— Stored items from a collection —
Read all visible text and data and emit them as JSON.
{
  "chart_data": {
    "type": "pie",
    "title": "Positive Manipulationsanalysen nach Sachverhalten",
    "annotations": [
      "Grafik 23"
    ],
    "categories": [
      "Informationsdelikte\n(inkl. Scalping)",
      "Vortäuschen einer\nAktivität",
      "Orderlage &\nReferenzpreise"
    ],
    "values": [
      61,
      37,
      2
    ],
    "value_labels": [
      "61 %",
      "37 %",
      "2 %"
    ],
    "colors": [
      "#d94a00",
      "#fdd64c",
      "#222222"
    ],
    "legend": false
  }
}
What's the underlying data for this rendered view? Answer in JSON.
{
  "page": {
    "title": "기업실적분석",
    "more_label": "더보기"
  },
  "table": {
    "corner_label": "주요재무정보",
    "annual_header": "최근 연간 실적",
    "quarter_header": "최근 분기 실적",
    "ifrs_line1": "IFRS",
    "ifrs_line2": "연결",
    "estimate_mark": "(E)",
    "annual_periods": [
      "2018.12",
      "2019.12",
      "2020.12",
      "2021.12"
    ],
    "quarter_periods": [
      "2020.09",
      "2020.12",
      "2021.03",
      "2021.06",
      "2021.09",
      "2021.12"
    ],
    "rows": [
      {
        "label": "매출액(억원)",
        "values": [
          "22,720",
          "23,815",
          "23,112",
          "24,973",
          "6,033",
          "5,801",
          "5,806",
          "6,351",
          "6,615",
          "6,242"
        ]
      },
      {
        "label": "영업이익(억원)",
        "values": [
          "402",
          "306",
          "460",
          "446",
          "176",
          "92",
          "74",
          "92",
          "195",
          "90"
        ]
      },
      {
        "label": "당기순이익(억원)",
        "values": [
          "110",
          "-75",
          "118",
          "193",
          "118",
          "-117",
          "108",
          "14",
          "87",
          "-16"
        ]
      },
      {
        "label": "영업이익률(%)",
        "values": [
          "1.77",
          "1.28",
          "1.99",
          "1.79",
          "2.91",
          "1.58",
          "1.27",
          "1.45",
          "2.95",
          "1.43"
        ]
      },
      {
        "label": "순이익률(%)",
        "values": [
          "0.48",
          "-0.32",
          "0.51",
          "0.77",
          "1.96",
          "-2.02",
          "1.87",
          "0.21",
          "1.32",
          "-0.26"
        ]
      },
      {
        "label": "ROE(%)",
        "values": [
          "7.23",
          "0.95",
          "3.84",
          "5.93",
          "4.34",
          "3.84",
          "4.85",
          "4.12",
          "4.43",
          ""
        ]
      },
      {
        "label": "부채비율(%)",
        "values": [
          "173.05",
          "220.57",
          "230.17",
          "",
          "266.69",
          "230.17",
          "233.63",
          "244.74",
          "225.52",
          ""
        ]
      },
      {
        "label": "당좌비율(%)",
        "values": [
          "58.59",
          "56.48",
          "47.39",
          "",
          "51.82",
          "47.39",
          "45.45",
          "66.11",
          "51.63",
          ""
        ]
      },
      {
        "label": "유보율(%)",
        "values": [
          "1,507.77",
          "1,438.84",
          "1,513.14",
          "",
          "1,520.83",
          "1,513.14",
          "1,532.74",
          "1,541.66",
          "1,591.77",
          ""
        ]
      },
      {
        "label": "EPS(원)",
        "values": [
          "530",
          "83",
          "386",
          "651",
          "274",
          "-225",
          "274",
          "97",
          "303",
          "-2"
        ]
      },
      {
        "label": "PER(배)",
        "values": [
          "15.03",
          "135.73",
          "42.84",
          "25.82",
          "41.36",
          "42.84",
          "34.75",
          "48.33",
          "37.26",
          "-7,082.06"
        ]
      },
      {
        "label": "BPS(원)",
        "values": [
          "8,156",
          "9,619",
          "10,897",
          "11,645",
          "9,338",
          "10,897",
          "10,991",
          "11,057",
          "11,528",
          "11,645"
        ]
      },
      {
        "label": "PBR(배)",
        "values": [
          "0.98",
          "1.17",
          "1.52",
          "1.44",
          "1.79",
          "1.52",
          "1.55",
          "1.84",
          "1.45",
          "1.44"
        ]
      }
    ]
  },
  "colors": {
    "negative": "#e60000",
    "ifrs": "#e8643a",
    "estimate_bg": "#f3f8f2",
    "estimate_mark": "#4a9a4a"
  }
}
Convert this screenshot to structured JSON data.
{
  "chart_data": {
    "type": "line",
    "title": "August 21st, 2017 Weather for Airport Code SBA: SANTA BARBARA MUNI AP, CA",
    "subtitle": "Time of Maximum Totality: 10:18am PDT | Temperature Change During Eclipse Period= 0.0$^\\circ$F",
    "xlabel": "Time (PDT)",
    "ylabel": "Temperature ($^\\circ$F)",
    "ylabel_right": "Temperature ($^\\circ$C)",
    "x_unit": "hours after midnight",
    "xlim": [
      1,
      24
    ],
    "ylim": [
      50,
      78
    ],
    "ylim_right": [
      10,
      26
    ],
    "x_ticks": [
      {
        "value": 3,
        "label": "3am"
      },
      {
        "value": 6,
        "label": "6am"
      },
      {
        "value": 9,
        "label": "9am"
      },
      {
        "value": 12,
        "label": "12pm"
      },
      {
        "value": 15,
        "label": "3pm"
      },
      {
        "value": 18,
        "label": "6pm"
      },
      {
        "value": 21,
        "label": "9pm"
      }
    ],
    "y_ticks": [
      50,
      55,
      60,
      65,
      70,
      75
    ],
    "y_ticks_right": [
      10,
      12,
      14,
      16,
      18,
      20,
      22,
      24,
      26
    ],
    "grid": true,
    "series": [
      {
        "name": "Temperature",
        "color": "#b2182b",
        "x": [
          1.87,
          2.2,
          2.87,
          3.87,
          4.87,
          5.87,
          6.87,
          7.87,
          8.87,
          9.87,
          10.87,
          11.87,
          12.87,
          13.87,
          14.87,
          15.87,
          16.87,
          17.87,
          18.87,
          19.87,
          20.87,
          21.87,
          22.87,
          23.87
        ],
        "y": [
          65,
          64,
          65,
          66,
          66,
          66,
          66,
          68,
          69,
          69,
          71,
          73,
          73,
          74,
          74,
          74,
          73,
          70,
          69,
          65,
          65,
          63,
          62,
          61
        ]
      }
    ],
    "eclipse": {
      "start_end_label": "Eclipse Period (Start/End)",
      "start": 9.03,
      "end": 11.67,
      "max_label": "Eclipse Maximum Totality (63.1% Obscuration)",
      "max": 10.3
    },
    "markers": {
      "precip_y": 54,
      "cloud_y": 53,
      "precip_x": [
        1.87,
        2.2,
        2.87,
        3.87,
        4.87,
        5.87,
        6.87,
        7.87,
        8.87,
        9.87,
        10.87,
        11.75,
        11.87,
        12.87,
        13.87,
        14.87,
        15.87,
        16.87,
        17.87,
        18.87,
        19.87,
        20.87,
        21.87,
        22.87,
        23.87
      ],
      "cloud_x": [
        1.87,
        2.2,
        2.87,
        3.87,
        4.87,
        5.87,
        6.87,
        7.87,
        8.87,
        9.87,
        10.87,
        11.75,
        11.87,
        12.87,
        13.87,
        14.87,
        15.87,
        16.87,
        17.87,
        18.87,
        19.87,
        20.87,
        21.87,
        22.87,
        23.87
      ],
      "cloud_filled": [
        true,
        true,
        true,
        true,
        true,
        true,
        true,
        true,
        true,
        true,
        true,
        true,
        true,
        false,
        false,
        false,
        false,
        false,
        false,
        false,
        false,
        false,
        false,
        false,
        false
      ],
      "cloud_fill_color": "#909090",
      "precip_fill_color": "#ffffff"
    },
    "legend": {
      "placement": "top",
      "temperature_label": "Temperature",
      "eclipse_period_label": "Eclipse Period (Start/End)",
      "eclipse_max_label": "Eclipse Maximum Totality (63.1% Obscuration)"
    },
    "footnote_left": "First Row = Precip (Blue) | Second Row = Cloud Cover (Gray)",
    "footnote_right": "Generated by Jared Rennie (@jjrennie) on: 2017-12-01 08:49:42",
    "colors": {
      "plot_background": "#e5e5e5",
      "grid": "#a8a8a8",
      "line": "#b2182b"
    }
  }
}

— Work to be completed —
From the listing, copy every line where the string "Obscuration" appears.

— Task response —
      "max_label": "Eclipse Maximum Totality (63.1% Obscuration)",
      "eclipse_max_label": "Eclipse Maximum Totality (63.1% Obscuration)"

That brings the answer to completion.